-------- PROVIDED RECORDS
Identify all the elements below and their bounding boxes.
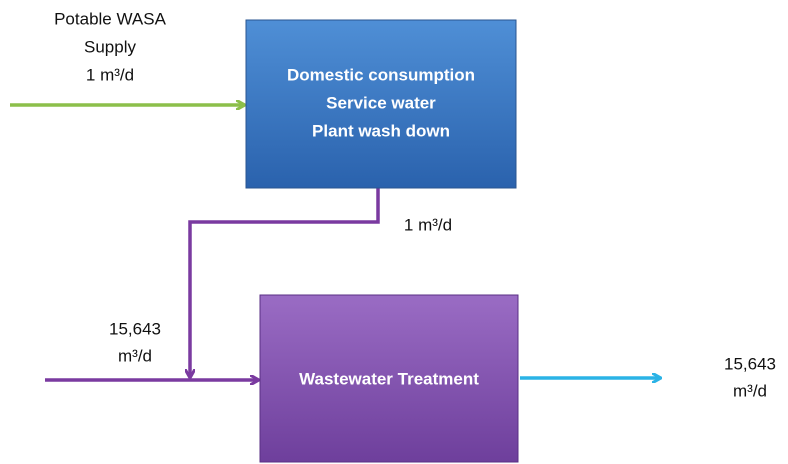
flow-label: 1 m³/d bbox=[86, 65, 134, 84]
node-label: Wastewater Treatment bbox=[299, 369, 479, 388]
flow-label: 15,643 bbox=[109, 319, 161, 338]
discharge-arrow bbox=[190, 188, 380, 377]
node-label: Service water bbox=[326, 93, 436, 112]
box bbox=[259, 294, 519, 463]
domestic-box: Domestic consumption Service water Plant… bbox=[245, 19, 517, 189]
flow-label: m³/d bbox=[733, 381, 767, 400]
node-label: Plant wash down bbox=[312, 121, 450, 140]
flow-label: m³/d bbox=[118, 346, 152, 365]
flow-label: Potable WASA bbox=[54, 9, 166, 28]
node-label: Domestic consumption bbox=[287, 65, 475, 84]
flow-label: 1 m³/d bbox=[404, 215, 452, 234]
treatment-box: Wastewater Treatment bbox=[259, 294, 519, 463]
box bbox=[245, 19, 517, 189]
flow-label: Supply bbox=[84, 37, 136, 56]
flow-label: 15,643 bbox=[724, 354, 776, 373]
----------------
-------- PROVIDED RECORDS
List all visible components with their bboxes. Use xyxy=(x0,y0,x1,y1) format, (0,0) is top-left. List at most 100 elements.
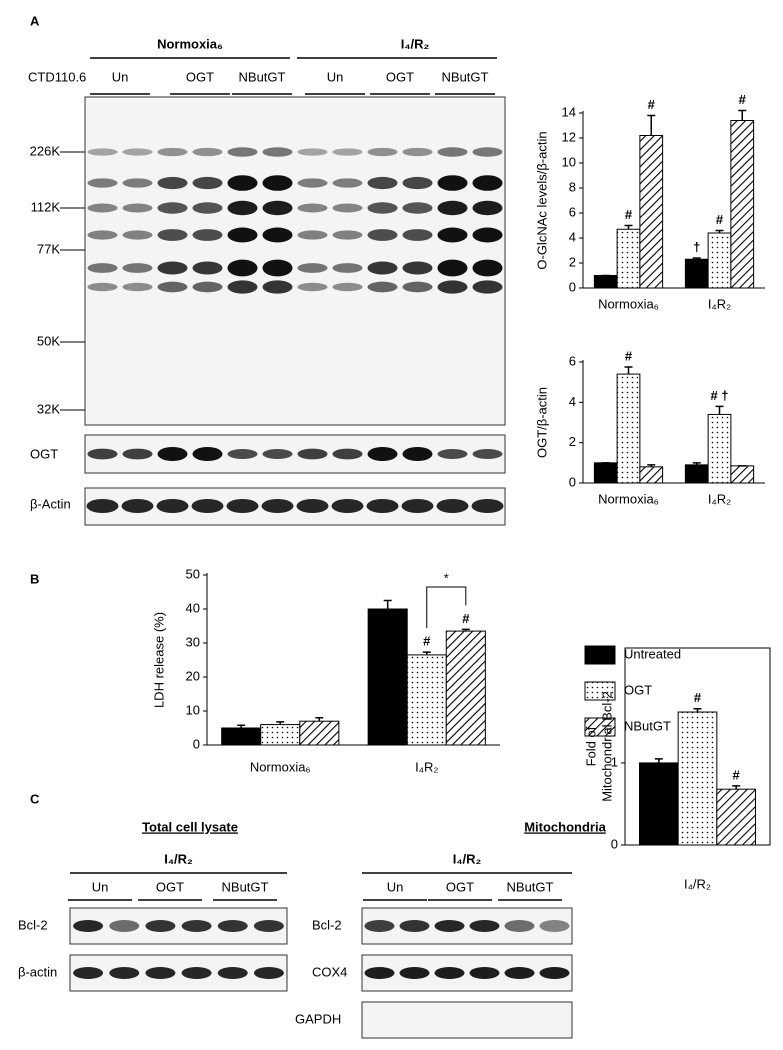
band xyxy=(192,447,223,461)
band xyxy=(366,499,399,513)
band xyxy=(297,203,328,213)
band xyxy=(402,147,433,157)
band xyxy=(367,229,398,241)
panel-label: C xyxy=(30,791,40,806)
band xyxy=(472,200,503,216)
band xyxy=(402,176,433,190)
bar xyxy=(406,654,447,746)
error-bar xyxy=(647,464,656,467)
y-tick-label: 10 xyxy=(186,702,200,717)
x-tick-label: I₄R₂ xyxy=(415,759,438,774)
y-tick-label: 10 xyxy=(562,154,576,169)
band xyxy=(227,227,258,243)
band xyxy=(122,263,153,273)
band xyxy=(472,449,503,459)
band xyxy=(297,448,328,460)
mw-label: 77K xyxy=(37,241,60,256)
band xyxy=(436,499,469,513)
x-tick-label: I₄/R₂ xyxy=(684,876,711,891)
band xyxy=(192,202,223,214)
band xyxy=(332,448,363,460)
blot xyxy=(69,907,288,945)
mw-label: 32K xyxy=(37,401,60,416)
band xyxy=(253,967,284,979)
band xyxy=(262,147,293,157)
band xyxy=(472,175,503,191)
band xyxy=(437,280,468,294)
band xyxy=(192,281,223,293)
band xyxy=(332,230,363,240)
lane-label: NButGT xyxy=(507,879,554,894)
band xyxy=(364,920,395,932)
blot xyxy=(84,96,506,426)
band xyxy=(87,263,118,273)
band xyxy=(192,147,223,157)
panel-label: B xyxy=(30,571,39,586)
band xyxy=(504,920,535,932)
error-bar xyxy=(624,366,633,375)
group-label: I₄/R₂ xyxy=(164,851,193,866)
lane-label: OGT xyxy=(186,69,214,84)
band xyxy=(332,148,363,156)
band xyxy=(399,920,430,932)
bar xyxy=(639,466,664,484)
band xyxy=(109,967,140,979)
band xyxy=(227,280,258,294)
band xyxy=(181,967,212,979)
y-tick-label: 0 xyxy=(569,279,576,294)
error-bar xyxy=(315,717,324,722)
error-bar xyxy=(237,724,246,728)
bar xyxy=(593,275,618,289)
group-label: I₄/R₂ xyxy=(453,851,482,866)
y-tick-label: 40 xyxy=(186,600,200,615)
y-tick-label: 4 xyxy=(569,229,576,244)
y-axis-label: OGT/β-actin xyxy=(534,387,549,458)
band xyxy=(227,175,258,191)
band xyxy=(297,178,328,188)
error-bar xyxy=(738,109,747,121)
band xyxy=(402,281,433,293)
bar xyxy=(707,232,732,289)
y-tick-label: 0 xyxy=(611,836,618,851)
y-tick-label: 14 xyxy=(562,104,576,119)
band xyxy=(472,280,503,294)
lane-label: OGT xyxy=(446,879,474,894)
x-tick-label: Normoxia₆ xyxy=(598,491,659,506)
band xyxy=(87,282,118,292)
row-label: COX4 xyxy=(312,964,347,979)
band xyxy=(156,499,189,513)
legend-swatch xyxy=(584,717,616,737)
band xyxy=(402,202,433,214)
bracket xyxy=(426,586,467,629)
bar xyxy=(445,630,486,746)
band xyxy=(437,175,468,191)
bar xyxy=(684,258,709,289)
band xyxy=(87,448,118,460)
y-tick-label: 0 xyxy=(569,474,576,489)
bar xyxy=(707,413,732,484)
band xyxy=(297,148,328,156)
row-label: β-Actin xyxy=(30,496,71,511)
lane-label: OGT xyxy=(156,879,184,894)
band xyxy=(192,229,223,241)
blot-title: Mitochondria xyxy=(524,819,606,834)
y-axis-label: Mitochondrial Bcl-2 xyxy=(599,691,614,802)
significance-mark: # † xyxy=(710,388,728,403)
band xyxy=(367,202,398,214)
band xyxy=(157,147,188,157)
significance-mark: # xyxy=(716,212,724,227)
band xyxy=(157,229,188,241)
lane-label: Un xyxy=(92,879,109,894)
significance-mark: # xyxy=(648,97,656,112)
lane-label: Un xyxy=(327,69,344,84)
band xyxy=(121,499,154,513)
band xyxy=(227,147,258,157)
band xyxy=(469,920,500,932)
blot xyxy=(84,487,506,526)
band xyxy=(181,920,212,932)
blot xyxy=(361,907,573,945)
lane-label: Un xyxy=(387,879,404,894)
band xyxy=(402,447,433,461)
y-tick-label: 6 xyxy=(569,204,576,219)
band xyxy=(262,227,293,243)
----------------
-------- PROVIDED RECORDS
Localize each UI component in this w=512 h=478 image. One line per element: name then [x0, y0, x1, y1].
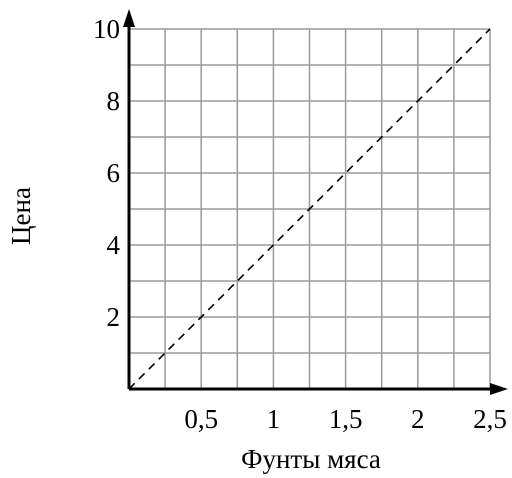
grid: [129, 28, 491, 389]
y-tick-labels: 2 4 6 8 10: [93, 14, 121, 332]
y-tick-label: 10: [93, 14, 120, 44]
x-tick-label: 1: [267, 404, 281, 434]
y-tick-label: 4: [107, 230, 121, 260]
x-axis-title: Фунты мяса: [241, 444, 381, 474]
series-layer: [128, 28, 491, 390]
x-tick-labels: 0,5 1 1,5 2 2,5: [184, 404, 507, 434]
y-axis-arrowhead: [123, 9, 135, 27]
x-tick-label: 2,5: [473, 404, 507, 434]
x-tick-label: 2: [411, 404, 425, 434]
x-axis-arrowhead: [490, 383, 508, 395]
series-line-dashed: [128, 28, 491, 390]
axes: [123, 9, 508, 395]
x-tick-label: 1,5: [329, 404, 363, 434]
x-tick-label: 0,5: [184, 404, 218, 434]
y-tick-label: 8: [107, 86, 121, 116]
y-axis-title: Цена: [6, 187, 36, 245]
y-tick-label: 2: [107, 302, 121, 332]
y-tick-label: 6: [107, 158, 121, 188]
----------------
### PROBLEM DETAILS
Reproduce verbatim the lines of the records starting with the line that contains "Identify all the" and continuing through the line that contains "flow-label: 15,643 bbox=[724, 354, 776, 373]", both of those lines included. Omit the picture from the copy.

### WRITTEN SOLUTION
Identify all the elements below and their bounding boxes.
flow-label: 1 m³/d bbox=[86, 65, 134, 84]
node-label: Wastewater Treatment bbox=[299, 369, 479, 388]
flow-label: 15,643 bbox=[109, 319, 161, 338]
discharge-arrow bbox=[190, 188, 380, 377]
node-label: Service water bbox=[326, 93, 436, 112]
box bbox=[259, 294, 519, 463]
domestic-box: Domestic consumption Service water Plant… bbox=[245, 19, 517, 189]
flow-label: m³/d bbox=[733, 381, 767, 400]
node-label: Plant wash down bbox=[312, 121, 450, 140]
flow-label: m³/d bbox=[118, 346, 152, 365]
flow-label: Potable WASA bbox=[54, 9, 166, 28]
node-label: Domestic consumption bbox=[287, 65, 475, 84]
flow-label: 1 m³/d bbox=[404, 215, 452, 234]
treatment-box: Wastewater Treatment bbox=[259, 294, 519, 463]
box bbox=[245, 19, 517, 189]
flow-label: Supply bbox=[84, 37, 136, 56]
flow-label: 15,643 bbox=[724, 354, 776, 373]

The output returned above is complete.